Set task
In the listing below, locate the lines that hold "ψηφοφορία" and copy them.
####
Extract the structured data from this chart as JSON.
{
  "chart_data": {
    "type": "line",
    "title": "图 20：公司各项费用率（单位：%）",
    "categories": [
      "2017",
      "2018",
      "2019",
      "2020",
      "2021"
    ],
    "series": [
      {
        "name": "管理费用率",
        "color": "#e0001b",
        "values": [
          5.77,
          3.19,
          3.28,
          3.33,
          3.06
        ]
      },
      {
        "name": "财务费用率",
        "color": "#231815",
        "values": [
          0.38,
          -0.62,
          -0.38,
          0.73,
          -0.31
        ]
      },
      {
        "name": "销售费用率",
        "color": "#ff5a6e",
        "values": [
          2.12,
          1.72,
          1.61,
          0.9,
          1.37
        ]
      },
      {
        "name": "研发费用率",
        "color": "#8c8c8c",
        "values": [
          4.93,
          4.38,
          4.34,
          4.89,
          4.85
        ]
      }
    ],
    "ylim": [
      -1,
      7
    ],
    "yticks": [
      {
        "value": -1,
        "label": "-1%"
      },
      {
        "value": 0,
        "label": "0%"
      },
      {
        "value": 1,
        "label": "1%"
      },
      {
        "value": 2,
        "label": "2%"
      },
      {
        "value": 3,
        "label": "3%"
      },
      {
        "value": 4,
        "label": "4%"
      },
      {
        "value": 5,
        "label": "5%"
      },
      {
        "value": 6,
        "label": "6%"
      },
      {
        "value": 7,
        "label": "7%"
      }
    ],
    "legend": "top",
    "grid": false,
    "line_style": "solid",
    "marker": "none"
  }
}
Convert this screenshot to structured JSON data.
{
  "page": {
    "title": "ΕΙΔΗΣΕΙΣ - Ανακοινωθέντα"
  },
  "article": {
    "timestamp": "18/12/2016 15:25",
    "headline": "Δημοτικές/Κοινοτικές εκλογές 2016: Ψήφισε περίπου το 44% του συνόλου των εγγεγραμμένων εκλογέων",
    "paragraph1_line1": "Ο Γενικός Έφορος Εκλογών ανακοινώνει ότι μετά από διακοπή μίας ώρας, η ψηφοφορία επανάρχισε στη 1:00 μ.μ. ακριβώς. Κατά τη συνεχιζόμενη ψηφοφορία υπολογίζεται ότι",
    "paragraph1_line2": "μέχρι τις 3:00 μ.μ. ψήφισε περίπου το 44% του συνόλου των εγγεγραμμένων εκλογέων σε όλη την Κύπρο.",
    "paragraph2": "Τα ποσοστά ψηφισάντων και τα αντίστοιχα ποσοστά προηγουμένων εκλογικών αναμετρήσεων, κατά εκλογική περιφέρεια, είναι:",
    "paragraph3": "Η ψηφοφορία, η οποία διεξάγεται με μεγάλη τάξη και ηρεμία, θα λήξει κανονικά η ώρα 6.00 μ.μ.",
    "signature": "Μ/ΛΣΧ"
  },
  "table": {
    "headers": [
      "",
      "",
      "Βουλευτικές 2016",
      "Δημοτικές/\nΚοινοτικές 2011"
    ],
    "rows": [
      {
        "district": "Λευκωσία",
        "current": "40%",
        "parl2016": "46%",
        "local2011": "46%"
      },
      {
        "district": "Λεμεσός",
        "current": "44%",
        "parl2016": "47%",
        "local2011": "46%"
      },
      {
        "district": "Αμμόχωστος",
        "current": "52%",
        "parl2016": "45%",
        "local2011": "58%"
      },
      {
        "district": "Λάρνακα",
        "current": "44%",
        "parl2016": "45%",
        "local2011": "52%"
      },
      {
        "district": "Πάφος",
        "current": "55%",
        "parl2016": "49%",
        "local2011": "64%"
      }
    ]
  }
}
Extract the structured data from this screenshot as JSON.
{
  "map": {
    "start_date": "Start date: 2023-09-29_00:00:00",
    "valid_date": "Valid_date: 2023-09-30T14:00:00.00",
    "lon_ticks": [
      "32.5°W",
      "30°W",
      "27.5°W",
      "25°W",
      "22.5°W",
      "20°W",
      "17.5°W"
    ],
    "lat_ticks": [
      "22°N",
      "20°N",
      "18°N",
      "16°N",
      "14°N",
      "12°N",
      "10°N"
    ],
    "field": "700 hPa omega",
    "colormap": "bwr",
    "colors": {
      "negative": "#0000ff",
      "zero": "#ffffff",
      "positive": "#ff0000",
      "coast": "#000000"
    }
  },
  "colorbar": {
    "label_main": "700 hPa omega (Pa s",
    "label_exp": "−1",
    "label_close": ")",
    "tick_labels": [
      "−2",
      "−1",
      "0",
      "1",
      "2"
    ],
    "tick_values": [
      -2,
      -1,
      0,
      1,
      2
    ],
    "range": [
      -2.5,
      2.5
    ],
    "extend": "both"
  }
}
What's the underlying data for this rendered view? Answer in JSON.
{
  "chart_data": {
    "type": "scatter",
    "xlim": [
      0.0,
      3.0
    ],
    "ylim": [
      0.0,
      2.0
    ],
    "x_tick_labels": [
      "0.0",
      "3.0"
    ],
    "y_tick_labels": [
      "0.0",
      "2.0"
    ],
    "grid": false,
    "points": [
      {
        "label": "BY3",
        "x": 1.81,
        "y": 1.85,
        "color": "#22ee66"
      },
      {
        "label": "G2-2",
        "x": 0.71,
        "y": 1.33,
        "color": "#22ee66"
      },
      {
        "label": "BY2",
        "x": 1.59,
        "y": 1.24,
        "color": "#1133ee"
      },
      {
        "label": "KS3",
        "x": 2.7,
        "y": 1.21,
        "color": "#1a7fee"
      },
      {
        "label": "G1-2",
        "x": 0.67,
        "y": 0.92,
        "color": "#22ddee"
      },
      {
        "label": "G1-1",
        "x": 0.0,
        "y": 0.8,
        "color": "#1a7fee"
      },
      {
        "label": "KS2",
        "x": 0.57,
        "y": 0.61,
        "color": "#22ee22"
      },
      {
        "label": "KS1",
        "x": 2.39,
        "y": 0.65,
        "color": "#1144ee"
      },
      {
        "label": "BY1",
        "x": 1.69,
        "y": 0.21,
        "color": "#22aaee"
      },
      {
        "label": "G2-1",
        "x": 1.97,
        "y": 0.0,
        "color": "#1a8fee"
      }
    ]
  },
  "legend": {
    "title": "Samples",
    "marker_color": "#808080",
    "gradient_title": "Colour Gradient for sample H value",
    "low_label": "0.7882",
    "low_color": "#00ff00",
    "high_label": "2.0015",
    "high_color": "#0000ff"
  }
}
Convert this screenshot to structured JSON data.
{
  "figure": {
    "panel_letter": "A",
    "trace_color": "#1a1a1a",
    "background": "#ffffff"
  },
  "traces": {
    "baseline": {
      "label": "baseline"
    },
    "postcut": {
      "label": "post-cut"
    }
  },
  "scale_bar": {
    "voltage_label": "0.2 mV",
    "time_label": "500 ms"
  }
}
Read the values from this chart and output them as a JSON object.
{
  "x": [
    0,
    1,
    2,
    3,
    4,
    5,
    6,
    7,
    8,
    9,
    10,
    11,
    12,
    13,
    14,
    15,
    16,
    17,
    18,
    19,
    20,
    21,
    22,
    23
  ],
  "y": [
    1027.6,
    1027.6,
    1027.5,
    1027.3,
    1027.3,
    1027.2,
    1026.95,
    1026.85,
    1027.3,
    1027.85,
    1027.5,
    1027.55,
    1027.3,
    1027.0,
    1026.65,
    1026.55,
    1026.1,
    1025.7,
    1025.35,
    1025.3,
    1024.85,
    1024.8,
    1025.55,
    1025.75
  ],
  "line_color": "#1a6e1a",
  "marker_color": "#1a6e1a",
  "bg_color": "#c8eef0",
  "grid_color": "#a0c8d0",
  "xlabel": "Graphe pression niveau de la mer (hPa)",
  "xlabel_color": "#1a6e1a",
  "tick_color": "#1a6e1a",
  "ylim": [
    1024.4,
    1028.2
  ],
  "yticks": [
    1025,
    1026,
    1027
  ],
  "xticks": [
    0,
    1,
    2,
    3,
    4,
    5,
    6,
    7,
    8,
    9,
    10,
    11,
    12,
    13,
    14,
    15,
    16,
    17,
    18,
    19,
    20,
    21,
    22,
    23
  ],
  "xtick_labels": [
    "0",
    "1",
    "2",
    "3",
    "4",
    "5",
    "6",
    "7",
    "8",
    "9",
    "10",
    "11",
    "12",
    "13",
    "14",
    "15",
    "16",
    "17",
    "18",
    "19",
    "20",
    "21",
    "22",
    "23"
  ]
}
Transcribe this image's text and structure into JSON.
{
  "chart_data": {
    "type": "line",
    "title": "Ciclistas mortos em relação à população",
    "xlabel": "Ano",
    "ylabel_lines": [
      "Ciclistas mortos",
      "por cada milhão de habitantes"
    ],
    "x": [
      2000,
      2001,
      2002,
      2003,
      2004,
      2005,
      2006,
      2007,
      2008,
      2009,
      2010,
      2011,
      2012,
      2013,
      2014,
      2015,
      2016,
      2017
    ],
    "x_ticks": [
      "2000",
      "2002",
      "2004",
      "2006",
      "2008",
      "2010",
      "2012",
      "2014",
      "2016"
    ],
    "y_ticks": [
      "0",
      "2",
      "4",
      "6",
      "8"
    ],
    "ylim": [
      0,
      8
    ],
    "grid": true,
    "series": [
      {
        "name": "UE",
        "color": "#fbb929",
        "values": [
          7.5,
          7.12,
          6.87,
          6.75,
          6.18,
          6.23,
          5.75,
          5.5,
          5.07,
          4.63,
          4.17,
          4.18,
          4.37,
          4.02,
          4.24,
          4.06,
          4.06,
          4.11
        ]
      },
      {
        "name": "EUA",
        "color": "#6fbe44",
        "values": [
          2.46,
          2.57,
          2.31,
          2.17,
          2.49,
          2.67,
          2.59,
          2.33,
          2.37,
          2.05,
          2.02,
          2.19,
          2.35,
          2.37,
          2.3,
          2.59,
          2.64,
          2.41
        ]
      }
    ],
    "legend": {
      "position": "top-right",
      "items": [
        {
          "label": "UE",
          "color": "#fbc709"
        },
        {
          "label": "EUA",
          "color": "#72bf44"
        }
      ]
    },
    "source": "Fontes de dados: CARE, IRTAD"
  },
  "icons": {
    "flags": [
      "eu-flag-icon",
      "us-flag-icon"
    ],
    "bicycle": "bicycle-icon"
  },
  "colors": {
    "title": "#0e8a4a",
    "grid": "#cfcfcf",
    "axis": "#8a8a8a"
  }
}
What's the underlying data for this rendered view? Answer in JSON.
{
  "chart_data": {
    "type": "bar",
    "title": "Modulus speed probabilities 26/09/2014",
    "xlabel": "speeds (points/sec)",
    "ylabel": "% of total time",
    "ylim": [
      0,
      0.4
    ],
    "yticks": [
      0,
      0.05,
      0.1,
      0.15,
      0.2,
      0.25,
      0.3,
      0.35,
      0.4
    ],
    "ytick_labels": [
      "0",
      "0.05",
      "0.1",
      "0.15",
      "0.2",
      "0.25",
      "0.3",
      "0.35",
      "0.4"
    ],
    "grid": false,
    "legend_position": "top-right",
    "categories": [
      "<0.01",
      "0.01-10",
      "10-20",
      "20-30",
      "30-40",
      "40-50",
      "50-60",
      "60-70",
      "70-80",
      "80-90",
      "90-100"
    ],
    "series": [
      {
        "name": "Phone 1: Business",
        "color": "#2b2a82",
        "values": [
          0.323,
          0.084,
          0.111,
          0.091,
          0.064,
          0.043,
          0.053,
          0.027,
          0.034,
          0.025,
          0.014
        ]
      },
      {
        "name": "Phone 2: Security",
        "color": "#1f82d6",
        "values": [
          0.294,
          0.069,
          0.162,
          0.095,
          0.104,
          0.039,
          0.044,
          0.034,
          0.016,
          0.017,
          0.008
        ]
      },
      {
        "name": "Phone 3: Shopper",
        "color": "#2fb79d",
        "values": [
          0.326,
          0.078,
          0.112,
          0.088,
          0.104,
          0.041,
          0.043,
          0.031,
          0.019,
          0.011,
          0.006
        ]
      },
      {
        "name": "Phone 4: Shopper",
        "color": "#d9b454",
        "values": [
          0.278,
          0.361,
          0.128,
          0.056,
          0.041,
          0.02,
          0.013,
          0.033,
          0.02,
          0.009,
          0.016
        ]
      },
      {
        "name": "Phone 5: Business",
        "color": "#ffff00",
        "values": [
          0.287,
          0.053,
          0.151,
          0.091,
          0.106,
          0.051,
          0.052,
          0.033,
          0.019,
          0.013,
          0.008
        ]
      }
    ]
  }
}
####
Right answer
    "paragraph1_line1": "Ο Γενικός Έφορος Εκλογών ανακοινώνει ότι μετά από διακοπή μίας ώρας, η ψηφοφορία επανάρχισε στη 1:00 μ.μ. ακριβώς. Κατά τη συνεχιζόμενη ψηφοφορία υπολογίζεται ότι",
    "paragraph3": "Η ψηφοφορία, η οποία διεξάγεται με μεγάλη τάξη και ηρεμία, θα λήξει κανονικά η ώρα 6.00 μ.μ.",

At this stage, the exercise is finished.